*Task goal*
Tally the lines of the listing that contain the word "legend", then give the total and nothing else.

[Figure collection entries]

▬▬▬

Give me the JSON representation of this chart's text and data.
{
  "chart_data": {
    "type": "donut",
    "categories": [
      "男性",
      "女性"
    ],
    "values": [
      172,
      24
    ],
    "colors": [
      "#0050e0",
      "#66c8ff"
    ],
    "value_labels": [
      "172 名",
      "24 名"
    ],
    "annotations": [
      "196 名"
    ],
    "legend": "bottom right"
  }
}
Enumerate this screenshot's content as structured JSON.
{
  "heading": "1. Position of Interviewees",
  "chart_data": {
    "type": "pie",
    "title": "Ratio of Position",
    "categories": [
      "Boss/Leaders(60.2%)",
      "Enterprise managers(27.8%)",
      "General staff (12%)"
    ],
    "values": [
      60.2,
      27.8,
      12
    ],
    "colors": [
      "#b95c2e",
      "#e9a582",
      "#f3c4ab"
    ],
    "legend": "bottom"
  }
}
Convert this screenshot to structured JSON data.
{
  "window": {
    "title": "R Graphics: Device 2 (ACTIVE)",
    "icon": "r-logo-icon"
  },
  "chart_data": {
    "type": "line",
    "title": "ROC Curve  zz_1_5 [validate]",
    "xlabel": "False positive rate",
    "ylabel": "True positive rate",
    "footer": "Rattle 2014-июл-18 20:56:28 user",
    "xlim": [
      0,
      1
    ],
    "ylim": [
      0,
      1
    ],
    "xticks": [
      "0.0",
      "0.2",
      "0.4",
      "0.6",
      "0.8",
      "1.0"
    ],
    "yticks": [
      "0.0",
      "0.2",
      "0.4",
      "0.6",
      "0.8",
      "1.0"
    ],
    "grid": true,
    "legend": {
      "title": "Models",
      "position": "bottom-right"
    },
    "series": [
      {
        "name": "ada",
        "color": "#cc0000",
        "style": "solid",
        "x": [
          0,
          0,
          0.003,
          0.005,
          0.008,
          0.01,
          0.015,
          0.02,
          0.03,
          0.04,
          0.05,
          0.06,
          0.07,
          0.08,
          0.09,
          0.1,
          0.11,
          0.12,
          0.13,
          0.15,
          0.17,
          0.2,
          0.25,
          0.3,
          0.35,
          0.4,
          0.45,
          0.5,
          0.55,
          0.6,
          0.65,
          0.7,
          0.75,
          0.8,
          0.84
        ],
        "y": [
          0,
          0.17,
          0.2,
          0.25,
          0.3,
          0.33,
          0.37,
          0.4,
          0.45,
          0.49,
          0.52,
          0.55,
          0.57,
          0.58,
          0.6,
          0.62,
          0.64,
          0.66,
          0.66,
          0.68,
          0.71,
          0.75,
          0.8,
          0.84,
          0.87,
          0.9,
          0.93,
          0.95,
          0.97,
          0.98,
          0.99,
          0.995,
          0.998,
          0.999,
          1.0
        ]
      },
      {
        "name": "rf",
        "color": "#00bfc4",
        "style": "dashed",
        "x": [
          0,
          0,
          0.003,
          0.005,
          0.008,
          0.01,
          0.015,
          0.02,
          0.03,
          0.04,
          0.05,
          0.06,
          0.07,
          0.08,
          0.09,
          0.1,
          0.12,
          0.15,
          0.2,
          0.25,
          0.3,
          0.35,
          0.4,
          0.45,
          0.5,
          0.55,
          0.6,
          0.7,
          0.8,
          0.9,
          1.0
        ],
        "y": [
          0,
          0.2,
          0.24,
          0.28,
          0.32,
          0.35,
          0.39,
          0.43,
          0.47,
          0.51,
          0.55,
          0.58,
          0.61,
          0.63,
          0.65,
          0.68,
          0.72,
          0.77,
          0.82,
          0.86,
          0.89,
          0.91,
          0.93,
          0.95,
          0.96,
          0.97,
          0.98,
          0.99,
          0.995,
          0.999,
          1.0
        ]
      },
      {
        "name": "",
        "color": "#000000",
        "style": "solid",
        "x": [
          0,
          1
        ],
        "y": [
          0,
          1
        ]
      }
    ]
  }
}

▬▬▬

*Task solution*
3